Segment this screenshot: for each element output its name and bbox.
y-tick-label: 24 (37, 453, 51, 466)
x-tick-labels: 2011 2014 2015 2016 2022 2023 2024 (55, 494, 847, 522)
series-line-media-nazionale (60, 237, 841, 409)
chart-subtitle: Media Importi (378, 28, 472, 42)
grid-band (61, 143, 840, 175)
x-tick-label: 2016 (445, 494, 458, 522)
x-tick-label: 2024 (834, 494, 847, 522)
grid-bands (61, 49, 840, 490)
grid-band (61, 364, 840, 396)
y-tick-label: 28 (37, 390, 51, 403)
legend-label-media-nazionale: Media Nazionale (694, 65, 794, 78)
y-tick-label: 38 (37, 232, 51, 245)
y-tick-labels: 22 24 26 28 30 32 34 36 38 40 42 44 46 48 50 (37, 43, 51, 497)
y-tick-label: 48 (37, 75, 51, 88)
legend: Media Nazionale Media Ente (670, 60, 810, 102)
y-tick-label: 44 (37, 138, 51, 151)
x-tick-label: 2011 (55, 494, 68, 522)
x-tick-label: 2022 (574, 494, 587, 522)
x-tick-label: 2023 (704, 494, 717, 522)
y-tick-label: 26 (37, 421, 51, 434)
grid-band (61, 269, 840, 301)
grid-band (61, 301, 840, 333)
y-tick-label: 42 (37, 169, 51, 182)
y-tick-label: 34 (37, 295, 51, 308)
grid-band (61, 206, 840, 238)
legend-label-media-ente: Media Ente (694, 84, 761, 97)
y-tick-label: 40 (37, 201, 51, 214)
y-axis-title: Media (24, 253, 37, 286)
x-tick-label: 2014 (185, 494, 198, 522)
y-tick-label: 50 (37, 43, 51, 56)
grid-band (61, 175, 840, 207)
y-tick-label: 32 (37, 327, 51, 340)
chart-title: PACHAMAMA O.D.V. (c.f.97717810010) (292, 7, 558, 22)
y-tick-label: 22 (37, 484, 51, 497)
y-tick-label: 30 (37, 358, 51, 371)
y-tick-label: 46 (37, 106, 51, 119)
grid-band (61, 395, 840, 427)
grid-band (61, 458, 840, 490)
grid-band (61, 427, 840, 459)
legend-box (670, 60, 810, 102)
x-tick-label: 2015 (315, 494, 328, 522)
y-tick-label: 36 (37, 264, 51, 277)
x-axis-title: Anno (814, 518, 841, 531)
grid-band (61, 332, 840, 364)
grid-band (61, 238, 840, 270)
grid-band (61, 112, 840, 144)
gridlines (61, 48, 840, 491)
# # #
Rewrite the records above with every "Anno" changed to "Year" and all other text left as it is.

Segment this screenshot: for each element output its name and bbox.
y-tick-label: 24 (37, 453, 51, 466)
x-tick-labels: 2011 2014 2015 2016 2022 2023 2024 (55, 494, 847, 522)
series-line-media-nazionale (60, 237, 841, 409)
chart-subtitle: Media Importi (378, 28, 472, 42)
grid-band (61, 143, 840, 175)
x-tick-label: 2016 (445, 494, 458, 522)
x-tick-label: 2024 (834, 494, 847, 522)
grid-bands (61, 49, 840, 490)
grid-band (61, 364, 840, 396)
y-tick-label: 28 (37, 390, 51, 403)
legend-label-media-nazionale: Media Nazionale (694, 65, 794, 78)
y-tick-label: 38 (37, 232, 51, 245)
y-tick-labels: 22 24 26 28 30 32 34 36 38 40 42 44 46 48 50 (37, 43, 51, 497)
y-tick-label: 48 (37, 75, 51, 88)
legend: Media Nazionale Media Ente (670, 60, 810, 102)
y-tick-label: 44 (37, 138, 51, 151)
x-tick-label: 2011 (55, 494, 68, 522)
x-tick-label: 2022 (574, 494, 587, 522)
x-tick-label: 2023 (704, 494, 717, 522)
y-tick-label: 26 (37, 421, 51, 434)
grid-band (61, 269, 840, 301)
grid-band (61, 301, 840, 333)
y-tick-label: 42 (37, 169, 51, 182)
y-tick-label: 34 (37, 295, 51, 308)
grid-band (61, 206, 840, 238)
legend-label-media-ente: Media Ente (694, 84, 761, 97)
y-tick-label: 40 (37, 201, 51, 214)
y-axis-title: Media (24, 253, 37, 286)
x-tick-label: 2014 (185, 494, 198, 522)
y-tick-label: 50 (37, 43, 51, 56)
grid-band (61, 175, 840, 207)
y-tick-label: 32 (37, 327, 51, 340)
chart-title: PACHAMAMA O.D.V. (c.f.97717810010) (292, 7, 558, 22)
y-tick-label: 22 (37, 484, 51, 497)
y-tick-label: 30 (37, 358, 51, 371)
y-tick-label: 46 (37, 106, 51, 119)
grid-band (61, 395, 840, 427)
grid-band (61, 458, 840, 490)
grid-band (61, 427, 840, 459)
legend-box (670, 60, 810, 102)
x-tick-label: 2015 (315, 494, 328, 522)
y-tick-label: 36 (37, 264, 51, 277)
x-axis-title: Year (814, 518, 841, 531)
grid-band (61, 332, 840, 364)
grid-band (61, 238, 840, 270)
grid-band (61, 112, 840, 144)
gridlines (61, 48, 840, 491)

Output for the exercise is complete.